(Part of a data file)
## START

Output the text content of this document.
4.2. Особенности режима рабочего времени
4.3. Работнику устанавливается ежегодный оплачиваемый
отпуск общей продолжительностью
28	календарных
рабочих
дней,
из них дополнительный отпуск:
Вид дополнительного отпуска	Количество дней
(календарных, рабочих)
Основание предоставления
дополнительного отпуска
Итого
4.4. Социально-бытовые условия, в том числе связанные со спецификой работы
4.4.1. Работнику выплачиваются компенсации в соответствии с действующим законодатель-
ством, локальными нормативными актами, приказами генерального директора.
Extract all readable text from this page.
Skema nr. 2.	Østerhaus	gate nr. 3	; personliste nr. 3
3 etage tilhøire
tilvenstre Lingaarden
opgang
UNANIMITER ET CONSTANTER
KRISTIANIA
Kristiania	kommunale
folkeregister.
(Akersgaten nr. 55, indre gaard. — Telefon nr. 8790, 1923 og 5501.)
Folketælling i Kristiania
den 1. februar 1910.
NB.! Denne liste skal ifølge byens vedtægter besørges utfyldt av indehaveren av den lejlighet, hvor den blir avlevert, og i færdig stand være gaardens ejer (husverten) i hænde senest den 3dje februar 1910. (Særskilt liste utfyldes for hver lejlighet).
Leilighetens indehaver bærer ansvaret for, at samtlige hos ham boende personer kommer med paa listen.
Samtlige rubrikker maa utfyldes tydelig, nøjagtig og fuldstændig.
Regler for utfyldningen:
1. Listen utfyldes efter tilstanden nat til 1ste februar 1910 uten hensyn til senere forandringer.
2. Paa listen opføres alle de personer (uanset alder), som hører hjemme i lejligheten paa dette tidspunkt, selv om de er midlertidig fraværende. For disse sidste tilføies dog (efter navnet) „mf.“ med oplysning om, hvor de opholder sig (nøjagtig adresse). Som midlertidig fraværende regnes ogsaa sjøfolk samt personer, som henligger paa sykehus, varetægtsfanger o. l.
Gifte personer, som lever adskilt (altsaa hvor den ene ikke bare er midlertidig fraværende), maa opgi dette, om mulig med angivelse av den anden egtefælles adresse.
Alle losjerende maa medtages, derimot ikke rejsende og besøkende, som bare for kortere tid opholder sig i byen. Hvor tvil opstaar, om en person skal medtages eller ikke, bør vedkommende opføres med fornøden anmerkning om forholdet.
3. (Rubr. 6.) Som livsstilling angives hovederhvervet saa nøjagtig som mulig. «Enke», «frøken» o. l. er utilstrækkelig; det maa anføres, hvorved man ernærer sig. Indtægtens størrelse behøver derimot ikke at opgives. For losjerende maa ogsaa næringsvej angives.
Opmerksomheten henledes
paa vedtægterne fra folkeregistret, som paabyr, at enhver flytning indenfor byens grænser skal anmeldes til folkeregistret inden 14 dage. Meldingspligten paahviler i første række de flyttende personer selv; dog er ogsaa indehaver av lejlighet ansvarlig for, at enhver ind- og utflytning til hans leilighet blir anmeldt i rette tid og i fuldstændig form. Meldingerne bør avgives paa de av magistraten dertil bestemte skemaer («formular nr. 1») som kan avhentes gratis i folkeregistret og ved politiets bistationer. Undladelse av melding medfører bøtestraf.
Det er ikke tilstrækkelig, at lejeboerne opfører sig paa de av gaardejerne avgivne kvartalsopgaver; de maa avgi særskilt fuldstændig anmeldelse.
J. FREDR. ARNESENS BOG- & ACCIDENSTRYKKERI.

## END

> **SET PROBLEM**: Search the data for "bare". Copy every matching line.

> **RESULT**:
Gifte personer, som lever adskilt (altsaa hvor den ene ikke bare er midlertidig fraværende), maa opgi dette, om mulig med angivelse av den anden egtefælles adresse.
Alle losjerende maa medtages, derimot ikke rejsende og besøkende, som bare for kortere tid opholder sig i byen. Hvor tvil opstaar, om en person skal medtages eller ikke, bør vedkommende opføres med fornøden anmerkning om forholdet.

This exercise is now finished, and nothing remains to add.